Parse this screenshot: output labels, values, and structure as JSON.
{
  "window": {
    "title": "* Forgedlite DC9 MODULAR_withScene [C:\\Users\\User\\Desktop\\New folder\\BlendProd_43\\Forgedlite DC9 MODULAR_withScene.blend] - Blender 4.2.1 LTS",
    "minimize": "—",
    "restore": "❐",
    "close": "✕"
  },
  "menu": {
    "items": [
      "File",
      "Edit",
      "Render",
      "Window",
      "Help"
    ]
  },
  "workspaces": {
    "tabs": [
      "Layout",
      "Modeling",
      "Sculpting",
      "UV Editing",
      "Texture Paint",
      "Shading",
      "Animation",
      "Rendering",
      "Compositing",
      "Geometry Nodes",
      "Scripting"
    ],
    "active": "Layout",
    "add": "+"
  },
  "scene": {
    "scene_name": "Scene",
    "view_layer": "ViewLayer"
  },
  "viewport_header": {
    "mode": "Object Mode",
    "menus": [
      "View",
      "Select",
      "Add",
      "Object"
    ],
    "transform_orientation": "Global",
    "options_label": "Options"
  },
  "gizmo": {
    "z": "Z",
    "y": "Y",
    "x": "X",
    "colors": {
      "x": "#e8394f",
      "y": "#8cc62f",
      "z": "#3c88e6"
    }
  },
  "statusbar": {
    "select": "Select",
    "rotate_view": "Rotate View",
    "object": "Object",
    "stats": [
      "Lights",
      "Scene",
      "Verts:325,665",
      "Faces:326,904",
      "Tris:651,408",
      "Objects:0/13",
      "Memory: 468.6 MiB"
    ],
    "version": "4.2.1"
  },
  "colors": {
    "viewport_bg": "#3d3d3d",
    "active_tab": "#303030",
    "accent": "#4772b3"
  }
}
- - - - - - -
# Your task:
Reproduce the entries above in full by retyping them exactly.

# Task output:
Parse this screenshot: output labels, values, and structure as JSON.
{
  "window": {
    "title": "* Forgedlite DC9 MODULAR_withScene [C:\\Users\\User\\Desktop\\New folder\\BlendProd_43\\Forgedlite DC9 MODULAR_withScene.blend] - Blender 4.2.1 LTS",
    "minimize": "—",
    "restore": "❐",
    "close": "✕"
  },
  "menu": {
    "items": [
      "File",
      "Edit",
      "Render",
      "Window",
      "Help"
    ]
  },
  "workspaces": {
    "tabs": [
      "Layout",
      "Modeling",
      "Sculpting",
      "UV Editing",
      "Texture Paint",
      "Shading",
      "Animation",
      "Rendering",
      "Compositing",
      "Geometry Nodes",
      "Scripting"
    ],
    "active": "Layout",
    "add": "+"
  },
  "scene": {
    "scene_name": "Scene",
    "view_layer": "ViewLayer"
  },
  "viewport_header": {
    "mode": "Object Mode",
    "menus": [
      "View",
      "Select",
      "Add",
      "Object"
    ],
    "transform_orientation": "Global",
    "options_label": "Options"
  },
  "gizmo": {
    "z": "Z",
    "y": "Y",
    "x": "X",
    "colors": {
      "x": "#e8394f",
      "y": "#8cc62f",
      "z": "#3c88e6"
    }
  },
  "statusbar": {
    "select": "Select",
    "rotate_view": "Rotate View",
    "object": "Object",
    "stats": [
      "Lights",
      "Scene",
      "Verts:325,665",
      "Faces:326,904",
      "Tris:651,408",
      "Objects:0/13",
      "Memory: 468.6 MiB"
    ],
    "version": "4.2.1"
  },
  "colors": {
    "viewport_bg": "#3d3d3d",
    "active_tab": "#303030",
    "accent": "#4772b3"
  }
}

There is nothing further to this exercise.